[Collected data entries]
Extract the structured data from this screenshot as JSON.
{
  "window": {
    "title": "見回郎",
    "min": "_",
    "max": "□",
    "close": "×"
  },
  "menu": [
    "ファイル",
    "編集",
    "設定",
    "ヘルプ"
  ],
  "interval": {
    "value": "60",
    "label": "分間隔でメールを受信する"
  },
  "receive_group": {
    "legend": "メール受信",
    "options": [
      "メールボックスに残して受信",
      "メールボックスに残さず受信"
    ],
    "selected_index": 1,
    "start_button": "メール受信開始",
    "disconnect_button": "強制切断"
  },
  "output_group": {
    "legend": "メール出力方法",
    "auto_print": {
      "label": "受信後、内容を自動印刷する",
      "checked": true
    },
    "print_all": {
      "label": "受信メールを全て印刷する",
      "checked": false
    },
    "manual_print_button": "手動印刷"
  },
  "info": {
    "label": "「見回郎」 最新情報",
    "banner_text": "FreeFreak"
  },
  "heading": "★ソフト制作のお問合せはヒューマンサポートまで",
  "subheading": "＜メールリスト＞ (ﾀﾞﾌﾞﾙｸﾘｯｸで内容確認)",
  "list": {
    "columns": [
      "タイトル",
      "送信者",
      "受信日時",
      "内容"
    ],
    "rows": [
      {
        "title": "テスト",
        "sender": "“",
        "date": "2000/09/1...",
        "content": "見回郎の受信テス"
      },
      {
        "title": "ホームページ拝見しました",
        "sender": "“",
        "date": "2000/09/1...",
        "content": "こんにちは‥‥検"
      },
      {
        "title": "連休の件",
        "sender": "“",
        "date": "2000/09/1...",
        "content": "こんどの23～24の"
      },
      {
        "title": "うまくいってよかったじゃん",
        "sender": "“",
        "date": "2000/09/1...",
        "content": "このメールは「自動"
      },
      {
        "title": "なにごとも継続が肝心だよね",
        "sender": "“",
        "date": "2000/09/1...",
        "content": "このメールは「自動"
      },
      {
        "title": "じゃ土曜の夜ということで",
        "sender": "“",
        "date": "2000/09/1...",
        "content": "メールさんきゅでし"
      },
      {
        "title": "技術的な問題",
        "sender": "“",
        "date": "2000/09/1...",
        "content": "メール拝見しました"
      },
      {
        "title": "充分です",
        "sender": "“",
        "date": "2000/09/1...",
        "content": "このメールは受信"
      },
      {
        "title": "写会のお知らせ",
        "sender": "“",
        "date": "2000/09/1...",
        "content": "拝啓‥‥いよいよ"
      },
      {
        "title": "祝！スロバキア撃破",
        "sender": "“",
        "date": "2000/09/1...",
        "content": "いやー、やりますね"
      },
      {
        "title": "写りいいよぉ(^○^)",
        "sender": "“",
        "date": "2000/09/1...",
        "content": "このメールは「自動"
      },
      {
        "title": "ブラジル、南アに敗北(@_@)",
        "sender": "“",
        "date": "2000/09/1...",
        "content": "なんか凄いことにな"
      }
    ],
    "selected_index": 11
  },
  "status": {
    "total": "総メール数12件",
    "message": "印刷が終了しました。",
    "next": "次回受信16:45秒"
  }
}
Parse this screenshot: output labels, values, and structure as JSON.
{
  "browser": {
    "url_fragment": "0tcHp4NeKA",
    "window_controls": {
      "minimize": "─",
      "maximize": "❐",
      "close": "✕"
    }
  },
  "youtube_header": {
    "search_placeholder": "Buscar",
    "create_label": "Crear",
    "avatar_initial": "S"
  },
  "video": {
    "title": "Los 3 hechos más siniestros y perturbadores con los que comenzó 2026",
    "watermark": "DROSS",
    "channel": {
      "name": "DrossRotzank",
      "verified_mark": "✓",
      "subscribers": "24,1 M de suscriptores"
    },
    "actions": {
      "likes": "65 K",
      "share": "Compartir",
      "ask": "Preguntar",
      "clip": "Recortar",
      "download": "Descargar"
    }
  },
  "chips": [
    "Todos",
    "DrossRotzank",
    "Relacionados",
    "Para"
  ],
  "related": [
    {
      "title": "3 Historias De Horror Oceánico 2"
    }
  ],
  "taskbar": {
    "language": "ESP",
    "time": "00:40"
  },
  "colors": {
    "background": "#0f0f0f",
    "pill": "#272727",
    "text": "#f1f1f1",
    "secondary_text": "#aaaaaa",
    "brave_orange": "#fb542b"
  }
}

Requirements: Find the word "screenshot" in the data and copy out each line where it turns up.

Answer below:
Extract the structured data from this screenshot as JSON.
Parse this screenshot: output labels, values, and structure as JSON.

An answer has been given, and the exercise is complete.